▸ **BRIEF**: Copy out every line in the entries below that includes "about".

* * *

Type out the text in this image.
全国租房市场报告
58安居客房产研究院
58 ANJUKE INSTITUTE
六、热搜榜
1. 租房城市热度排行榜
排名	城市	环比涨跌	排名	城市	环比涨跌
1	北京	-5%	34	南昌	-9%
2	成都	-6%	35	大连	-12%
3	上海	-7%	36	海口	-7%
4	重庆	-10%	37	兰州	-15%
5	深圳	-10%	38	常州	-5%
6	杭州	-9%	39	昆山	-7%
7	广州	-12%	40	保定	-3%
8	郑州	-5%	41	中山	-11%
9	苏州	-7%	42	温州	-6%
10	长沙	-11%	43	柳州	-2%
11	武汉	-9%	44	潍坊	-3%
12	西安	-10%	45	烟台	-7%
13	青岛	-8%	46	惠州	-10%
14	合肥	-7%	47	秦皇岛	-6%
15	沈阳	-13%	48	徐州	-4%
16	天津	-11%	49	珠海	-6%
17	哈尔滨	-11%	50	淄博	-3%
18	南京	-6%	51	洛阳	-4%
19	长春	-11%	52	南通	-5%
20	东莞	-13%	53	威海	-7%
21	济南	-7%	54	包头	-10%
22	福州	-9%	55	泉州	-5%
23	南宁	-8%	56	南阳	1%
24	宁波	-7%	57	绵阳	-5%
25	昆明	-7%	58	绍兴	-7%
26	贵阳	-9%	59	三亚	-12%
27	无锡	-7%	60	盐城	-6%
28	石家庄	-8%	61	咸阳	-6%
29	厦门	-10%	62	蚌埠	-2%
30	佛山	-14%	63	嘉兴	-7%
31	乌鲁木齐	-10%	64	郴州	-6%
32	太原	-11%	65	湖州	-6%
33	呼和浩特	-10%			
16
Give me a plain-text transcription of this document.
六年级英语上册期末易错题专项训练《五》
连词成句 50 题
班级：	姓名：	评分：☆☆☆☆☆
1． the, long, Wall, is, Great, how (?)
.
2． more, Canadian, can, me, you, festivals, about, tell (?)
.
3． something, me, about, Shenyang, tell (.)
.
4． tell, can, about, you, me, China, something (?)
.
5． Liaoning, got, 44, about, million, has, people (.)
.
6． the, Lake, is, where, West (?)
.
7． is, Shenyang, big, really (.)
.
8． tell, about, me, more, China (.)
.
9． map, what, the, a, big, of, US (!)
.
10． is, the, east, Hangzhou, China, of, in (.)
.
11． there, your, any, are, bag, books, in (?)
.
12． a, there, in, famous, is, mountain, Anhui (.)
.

* * *

▸ **FULL ANSWER**:
2． more, Canadian, can, me, you, festivals, about, tell (?)
3． something, me, about, Shenyang, tell (.)
4． tell, can, about, you, me, China, something (?)
5． Liaoning, got, 44, about, million, has, people (.)
8． tell, about, me, more, China (.)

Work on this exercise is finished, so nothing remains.